> [SET PROBLEM]: Return the records that follow unaltered. Omit every picture.

> [STORED ROWS]:
--- START ---

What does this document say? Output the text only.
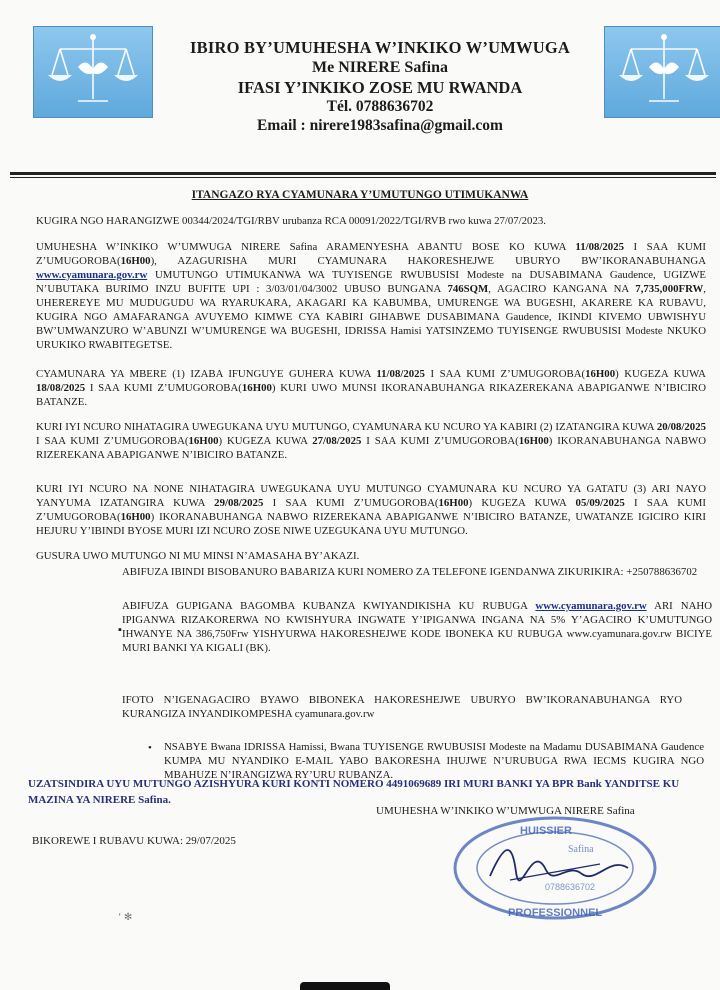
IBIRO BY’UMUHESHA W’INKIKO W’UMWUGA
Me NIRERE Safina
IFASI Y’INKIKO ZOSE MU RWANDA
Tél. 0788636702
Email : nirere1983safina@gmail.com
ITANGAZO RYA CYAMUNARA Y’UMUTUNGO UTIMUKANWA

KUGIRA NGO HARANGIZWE 00344/2024/TGI/RBV urubanza RCA 00091/2022/TGI/RVB rwo kuwa 27/07/2023.

UMUHESHA W’INKIKO W’UMWUGA NIRERE Safina ARAMENYESHA ABANTU BOSE KO KUWA 11/08/2025 I SAA KUMI Z’UMUGOROBA(16H00), AZAGURISHA MURI CYAMUNARA HAKORESHEJWE UBURYO BW’IKORANABUHANGA www.cyamunara.gov.rw UMUTUNGO UTIMUKANWA WA TUYISENGE RWUBUSISI Modeste na DUSABIMANA Gaudence, UGIZWE N’UBUTAKA BURIMO INZU BUFITE UPI : 3/03/01/04/3002 UBUSO BUNGANA 746SQM, AGACIRO KANGANA NA 7,735,000FRW, UHEREREYE MU MUDUGUDU WA RYARUKARA, AKAGARI KA KABUMBA, UMURENGE WA BUGESHI, AKARERE KA RUBAVU, KUGIRA NGO AMAFARANGA AVUYEMO KIMWE CYA KABIRI GIHABWE DUSABIMANA Gaudence, IKINDI KIVEMO UBWISHYU BW’UMWANZURO W’ABUNZI W’UMURENGE WA BUGESHI, IDRISSA Hamisi YATSINZEMO TUYISENGE RWUBUSISI Modeste NKUKO URUKIKO RWABITEGETSE.

CYAMUNARA YA MBERE (1) IZABA IFUNGUYE GUHERA KUWA 11/08/2025 I SAA KUMI Z’UMUGOROBA(16H00) KUGEZA KUWA 18/08/2025 I SAA KUMI Z’UMUGOROBA(16H00) KURI UWO MUNSI IKORANABUHANGA RIKAZEREKANA ABAPIGANWE N’IBICIRO BATANZE.

KURI IYI NCURO NIHATAGIRA UWEGUKANA UYU MUTUNGO, CYAMUNARA KU NCURO YA KABIRI (2) IZATANGIRA KUWA 20/08/2025 I SAA KUMI Z’UMUGOROBA(16H00) KUGEZA KUWA 27/08/2025 I SAA KUMI Z’UMUGOROBA(16H00) IKORANABUHANGA NABWO RIZEREKANA ABAPIGANWE N’IBICIRO BATANZE.

KURI IYI NCURO NA NONE NIHATAGIRA UWEGUKANA UYU MUTUNGO CYAMUNARA KU NCURO YA GATATU (3) ARI NAYO YANYUMA IZATANGIRA KUWA 29/08/2025 I SAA KUMI Z’UMUGOROBA(16H00) KUGEZA KUWA 05/09/2025 I SAA KUMI Z’UMUGOROBA(16H00) IKORANABUHANGA NABWO RIZEREKANA ABAPIGANWE N’IBICIRO BATANZE, UWATANZE IGICIRO KIRI HEJURU Y’IBINDI BYOSE MURI IZI NCURO ZOSE NIWE UZEGUKANA UYU MUTUNGO.

GUSURA UWO MUTUNGO NI MU MINSI N’AMASAHA BY’AKAZI.

ABIFUZA IBINDI BISOBANURO BABARIZA KURI NOMERO ZA TELEFONE IGENDANWA ZIKURIKIRA: +250788636702

▪

ABIFUZA GUPIGANA BAGOMBA KUBANZA KWIYANDIKISHA KU RUBUGA www.cyamunara.gov.rw ARI NAHO IPIGANWA RIZAKORERWA NO KWISHYURA INGWATE Y’IPIGANWA INGANA NA 5% Y’AGACIRO K’UMUTUNGO IHWANYE NA 386,750Frw YISHYURWA HAKORESHEJWE KODE IBONEKA KU RUBUGA www.cyamunara.gov.rw BICIYE MURI BANKI YA KIGALI (BK).

IFOTO N’IGENAGACIRO BYAWO BIBONEKA HAKORESHEJWE UBURYO BW’IKORANABUHANGA RYO KURANGIZA INYANDIKOMPESHA cyamunara.gov.rw

• NSABYE Bwana IDRISSA Hamissi, Bwana TUYISENGE RWUBUSISI Modeste na Madamu DUSABIMANA Gaudence KUMPA MU NYANDIKO E-MAIL YABO BAKORESHA IHUJWE N’URUBUGA RWA IECMS KUGIRA NGO MBAHUZE N’IRANGIZWA RY’URU RUBANZA.

UZATSINDIRA UYU MUTUNGO AZISHYURA KURI KONTI NOMERO 4491069689 IRI MURI BANKI YA BPR Bank YANDITSE KU MAZINA YA NIRERE Safina.
UMUHESHA W’INKIKO W’UMWUGA NIRERE Safina
BIKOREWE I RUBAVU KUWA: 29/07/2025
HUISSIER
PROFESSIONNEL
Safina
0788636702
‘ ✻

--- END ---

> [SOLVED PROBLEM]:
What does this document say? Output the text only.
IBIRO BY’UMUHESHA W’INKIKO W’UMWUGA
Me NIRERE Safina
IFASI Y’INKIKO ZOSE MU RWANDA
Tél. 0788636702
Email : nirere1983safina@gmail.com
ITANGAZO RYA CYAMUNARA Y’UMUTUNGO UTIMUKANWA

KUGIRA NGO HARANGIZWE 00344/2024/TGI/RBV urubanza RCA 00091/2022/TGI/RVB rwo kuwa 27/07/2023.

UMUHESHA W’INKIKO W’UMWUGA NIRERE Safina ARAMENYESHA ABANTU BOSE KO KUWA 11/08/2025 I SAA KUMI Z’UMUGOROBA(16H00), AZAGURISHA MURI CYAMUNARA HAKORESHEJWE UBURYO BW’IKORANABUHANGA www.cyamunara.gov.rw UMUTUNGO UTIMUKANWA WA TUYISENGE RWUBUSISI Modeste na DUSABIMANA Gaudence, UGIZWE N’UBUTAKA BURIMO INZU BUFITE UPI : 3/03/01/04/3002 UBUSO BUNGANA 746SQM, AGACIRO KANGANA NA 7,735,000FRW, UHEREREYE MU MUDUGUDU WA RYARUKARA, AKAGARI KA KABUMBA, UMURENGE WA BUGESHI, AKARERE KA RUBAVU, KUGIRA NGO AMAFARANGA AVUYEMO KIMWE CYA KABIRI GIHABWE DUSABIMANA Gaudence, IKINDI KIVEMO UBWISHYU BW’UMWANZURO W’ABUNZI W’UMURENGE WA BUGESHI, IDRISSA Hamisi YATSINZEMO TUYISENGE RWUBUSISI Modeste NKUKO URUKIKO RWABITEGETSE.

CYAMUNARA YA MBERE (1) IZABA IFUNGUYE GUHERA KUWA 11/08/2025 I SAA KUMI Z’UMUGOROBA(16H00) KUGEZA KUWA 18/08/2025 I SAA KUMI Z’UMUGOROBA(16H00) KURI UWO MUNSI IKORANABUHANGA RIKAZEREKANA ABAPIGANWE N’IBICIRO BATANZE.

KURI IYI NCURO NIHATAGIRA UWEGUKANA UYU MUTUNGO, CYAMUNARA KU NCURO YA KABIRI (2) IZATANGIRA KUWA 20/08/2025 I SAA KUMI Z’UMUGOROBA(16H00) KUGEZA KUWA 27/08/2025 I SAA KUMI Z’UMUGOROBA(16H00) IKORANABUHANGA NABWO RIZEREKANA ABAPIGANWE N’IBICIRO BATANZE.

KURI IYI NCURO NA NONE NIHATAGIRA UWEGUKANA UYU MUTUNGO CYAMUNARA KU NCURO YA GATATU (3) ARI NAYO YANYUMA IZATANGIRA KUWA 29/08/2025 I SAA KUMI Z’UMUGOROBA(16H00) KUGEZA KUWA 05/09/2025 I SAA KUMI Z’UMUGOROBA(16H00) IKORANABUHANGA NABWO RIZEREKANA ABAPIGANWE N’IBICIRO BATANZE, UWATANZE IGICIRO KIRI HEJURU Y’IBINDI BYOSE MURI IZI NCURO ZOSE NIWE UZEGUKANA UYU MUTUNGO.

GUSURA UWO MUTUNGO NI MU MINSI N’AMASAHA BY’AKAZI.

ABIFUZA IBINDI BISOBANURO BABARIZA KURI NOMERO ZA TELEFONE IGENDANWA ZIKURIKIRA: +250788636702

▪

ABIFUZA GUPIGANA BAGOMBA KUBANZA KWIYANDIKISHA KU RUBUGA www.cyamunara.gov.rw ARI NAHO IPIGANWA RIZAKORERWA NO KWISHYURA INGWATE Y’IPIGANWA INGANA NA 5% Y’AGACIRO K’UMUTUNGO IHWANYE NA 386,750Frw YISHYURWA HAKORESHEJWE KODE IBONEKA KU RUBUGA www.cyamunara.gov.rw BICIYE MURI BANKI YA KIGALI (BK).

IFOTO N’IGENAGACIRO BYAWO BIBONEKA HAKORESHEJWE UBURYO BW’IKORANABUHANGA RYO KURANGIZA INYANDIKOMPESHA cyamunara.gov.rw

• NSABYE Bwana IDRISSA Hamissi, Bwana TUYISENGE RWUBUSISI Modeste na Madamu DUSABIMANA Gaudence KUMPA MU NYANDIKO E-MAIL YABO BAKORESHA IHUJWE N’URUBUGA RWA IECMS KUGIRA NGO MBAHUZE N’IRANGIZWA RY’URU RUBANZA.

UZATSINDIRA UYU MUTUNGO AZISHYURA KURI KONTI NOMERO 4491069689 IRI MURI BANKI YA BPR Bank YANDITSE KU MAZINA YA NIRERE Safina.
UMUHESHA W’INKIKO W’UMWUGA NIRERE Safina
BIKOREWE I RUBAVU KUWA: 29/07/2025
HUISSIER
PROFESSIONNEL
Safina
0788636702
‘ ✻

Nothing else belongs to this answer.